> _WORK INSTRUCTIONS_
In the entries below, count every line containing "footer". Return the number and nothing else.

> _DATASET_
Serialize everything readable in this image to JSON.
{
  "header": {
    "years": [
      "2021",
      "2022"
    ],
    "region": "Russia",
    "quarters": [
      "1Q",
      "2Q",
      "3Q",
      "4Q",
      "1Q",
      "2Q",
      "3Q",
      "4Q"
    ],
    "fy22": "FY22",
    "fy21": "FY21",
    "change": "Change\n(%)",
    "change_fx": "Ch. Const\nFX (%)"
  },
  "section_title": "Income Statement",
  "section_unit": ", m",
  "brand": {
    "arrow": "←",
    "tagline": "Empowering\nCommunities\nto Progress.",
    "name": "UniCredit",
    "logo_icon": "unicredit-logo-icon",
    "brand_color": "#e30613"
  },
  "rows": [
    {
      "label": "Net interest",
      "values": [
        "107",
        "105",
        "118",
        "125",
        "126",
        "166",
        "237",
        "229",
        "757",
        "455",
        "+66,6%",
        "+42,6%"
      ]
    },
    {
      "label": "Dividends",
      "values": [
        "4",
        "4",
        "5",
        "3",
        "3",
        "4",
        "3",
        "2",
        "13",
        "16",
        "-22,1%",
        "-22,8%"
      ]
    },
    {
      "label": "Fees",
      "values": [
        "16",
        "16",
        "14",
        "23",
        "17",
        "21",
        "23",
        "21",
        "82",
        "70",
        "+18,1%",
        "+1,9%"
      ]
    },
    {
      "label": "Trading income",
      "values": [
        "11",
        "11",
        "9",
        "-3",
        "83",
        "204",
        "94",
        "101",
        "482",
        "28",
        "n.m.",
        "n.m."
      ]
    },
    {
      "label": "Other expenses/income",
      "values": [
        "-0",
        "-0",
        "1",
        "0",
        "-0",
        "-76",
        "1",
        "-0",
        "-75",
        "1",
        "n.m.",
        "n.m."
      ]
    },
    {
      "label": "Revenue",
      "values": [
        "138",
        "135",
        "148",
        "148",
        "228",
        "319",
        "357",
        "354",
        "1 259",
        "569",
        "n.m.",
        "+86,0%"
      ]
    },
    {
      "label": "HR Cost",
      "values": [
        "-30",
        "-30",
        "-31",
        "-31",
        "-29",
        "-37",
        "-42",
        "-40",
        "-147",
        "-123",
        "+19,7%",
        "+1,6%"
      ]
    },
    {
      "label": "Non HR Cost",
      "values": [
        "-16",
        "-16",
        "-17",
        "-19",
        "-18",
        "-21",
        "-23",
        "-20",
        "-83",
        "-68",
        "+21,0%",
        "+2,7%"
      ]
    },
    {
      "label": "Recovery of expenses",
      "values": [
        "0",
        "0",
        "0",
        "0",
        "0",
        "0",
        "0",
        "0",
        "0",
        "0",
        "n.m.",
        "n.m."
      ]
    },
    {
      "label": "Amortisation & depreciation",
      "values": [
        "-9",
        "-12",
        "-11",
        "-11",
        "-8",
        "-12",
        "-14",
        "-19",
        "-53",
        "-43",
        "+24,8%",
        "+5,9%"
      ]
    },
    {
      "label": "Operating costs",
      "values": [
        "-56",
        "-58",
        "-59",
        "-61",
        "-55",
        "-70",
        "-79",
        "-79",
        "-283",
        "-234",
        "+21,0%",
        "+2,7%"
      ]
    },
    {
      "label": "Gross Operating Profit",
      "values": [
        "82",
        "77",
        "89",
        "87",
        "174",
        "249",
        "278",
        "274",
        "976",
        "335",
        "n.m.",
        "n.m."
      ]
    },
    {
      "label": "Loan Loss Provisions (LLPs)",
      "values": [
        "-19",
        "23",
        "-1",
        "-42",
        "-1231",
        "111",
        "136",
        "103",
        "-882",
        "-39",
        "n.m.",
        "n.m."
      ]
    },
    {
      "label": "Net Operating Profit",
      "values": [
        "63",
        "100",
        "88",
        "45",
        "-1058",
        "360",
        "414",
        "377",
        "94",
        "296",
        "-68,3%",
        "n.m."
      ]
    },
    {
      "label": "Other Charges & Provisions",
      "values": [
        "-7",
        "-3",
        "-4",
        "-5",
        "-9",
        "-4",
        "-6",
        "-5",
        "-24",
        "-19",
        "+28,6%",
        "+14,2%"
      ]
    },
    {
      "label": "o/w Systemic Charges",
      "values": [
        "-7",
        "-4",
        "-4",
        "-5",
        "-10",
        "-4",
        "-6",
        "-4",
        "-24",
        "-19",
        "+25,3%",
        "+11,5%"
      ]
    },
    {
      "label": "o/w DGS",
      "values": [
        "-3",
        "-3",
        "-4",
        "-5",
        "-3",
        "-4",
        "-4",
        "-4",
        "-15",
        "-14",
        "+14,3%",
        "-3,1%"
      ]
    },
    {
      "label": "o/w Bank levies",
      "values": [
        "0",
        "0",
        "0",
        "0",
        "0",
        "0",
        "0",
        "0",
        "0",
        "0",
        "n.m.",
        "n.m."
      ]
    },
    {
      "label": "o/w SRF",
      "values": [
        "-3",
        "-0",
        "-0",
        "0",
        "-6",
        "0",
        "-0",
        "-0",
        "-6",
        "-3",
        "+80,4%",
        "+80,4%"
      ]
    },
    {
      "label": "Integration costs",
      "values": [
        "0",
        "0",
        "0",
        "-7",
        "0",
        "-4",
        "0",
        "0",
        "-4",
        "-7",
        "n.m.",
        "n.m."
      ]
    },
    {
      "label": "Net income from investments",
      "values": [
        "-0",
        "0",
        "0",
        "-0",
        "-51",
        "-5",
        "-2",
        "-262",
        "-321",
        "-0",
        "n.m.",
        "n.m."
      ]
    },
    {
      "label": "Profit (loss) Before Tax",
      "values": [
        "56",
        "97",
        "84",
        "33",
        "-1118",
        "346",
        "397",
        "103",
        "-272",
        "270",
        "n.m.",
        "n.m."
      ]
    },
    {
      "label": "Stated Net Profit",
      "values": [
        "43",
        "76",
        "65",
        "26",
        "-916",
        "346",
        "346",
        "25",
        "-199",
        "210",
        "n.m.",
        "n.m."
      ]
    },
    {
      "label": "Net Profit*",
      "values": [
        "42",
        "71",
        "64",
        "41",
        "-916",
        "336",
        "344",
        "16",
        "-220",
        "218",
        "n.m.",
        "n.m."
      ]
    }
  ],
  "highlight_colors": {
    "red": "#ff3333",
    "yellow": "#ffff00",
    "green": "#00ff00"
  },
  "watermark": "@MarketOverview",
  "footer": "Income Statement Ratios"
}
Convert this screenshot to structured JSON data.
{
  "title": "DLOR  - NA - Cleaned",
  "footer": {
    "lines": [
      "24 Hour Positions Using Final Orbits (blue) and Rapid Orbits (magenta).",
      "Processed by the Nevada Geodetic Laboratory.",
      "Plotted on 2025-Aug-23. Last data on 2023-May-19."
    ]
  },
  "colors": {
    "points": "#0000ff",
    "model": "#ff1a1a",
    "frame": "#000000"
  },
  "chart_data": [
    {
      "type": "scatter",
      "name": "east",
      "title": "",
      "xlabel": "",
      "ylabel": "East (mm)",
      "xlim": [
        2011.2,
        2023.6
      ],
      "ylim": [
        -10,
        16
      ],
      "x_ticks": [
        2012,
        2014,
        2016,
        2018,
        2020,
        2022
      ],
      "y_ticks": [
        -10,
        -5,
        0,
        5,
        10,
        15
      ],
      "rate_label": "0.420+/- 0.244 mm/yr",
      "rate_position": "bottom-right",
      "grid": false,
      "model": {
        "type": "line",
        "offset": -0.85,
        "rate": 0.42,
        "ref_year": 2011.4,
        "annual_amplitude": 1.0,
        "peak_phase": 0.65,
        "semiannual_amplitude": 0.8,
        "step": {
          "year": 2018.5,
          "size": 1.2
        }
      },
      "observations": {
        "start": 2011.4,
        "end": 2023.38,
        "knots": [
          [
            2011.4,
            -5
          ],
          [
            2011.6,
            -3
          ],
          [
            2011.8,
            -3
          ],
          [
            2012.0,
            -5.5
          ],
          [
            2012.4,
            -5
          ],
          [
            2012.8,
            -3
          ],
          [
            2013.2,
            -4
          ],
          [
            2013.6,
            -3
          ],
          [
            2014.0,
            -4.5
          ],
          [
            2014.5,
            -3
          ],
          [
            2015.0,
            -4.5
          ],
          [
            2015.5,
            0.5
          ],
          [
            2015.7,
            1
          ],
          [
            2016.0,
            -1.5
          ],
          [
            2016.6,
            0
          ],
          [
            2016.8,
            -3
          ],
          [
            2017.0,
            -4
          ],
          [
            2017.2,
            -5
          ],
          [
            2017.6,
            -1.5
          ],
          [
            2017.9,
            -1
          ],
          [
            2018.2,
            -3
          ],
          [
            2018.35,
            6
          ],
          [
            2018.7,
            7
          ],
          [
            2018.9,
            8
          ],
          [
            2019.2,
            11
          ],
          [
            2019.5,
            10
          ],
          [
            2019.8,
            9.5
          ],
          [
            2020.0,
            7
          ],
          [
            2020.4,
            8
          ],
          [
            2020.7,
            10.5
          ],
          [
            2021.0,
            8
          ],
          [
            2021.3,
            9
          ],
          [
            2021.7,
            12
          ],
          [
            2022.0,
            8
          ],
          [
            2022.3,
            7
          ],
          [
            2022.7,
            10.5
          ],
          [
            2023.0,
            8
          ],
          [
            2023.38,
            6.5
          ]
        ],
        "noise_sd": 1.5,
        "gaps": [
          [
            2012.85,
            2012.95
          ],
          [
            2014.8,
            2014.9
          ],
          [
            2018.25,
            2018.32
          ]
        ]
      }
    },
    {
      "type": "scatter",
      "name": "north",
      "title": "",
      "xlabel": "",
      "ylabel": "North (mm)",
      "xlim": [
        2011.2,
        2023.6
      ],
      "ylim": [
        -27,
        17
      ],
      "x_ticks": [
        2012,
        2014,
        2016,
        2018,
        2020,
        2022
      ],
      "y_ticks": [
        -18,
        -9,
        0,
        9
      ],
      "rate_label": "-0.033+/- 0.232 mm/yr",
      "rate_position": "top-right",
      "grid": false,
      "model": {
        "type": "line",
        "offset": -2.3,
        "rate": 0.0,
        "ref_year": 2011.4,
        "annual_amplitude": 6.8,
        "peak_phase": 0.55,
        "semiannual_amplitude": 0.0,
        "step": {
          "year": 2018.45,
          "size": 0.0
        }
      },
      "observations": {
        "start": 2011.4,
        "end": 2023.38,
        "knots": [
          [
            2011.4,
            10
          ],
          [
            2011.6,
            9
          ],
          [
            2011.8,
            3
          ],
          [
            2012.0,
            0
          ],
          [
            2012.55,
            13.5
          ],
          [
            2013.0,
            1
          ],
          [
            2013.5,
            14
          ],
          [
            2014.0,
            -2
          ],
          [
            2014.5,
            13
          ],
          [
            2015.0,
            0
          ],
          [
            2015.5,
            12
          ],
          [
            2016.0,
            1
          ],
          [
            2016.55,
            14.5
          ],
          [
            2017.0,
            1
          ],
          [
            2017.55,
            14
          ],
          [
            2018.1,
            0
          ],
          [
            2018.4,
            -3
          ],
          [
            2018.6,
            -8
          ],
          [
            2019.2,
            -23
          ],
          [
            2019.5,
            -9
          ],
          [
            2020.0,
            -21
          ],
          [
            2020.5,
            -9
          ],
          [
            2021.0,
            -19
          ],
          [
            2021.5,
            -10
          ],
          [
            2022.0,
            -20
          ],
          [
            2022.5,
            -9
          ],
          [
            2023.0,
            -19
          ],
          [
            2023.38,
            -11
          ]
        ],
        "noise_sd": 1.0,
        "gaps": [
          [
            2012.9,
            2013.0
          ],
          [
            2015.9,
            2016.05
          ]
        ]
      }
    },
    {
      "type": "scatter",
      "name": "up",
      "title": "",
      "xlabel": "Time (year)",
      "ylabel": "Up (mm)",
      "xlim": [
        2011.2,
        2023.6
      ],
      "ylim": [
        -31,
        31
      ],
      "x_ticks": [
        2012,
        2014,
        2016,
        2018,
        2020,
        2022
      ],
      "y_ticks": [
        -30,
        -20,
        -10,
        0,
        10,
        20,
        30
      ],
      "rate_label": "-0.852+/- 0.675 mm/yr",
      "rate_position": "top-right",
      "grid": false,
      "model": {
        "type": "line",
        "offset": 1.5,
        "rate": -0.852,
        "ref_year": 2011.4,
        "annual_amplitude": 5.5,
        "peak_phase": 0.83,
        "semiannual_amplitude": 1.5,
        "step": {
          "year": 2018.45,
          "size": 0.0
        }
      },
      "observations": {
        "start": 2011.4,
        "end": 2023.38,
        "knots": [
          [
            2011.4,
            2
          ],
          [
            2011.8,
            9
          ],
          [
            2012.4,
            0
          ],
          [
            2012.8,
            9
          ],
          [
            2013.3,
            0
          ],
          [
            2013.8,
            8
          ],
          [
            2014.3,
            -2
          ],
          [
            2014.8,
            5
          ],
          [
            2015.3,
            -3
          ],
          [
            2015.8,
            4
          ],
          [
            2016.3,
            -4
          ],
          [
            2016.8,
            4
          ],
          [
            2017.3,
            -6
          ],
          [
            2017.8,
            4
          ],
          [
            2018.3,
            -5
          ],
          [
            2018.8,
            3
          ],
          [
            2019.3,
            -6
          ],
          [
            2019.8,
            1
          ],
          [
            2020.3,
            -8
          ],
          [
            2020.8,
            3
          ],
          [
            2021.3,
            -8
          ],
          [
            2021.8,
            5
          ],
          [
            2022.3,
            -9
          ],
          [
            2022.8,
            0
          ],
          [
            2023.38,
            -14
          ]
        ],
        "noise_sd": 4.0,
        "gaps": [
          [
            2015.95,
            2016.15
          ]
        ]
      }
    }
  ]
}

> _SOLUTION_
2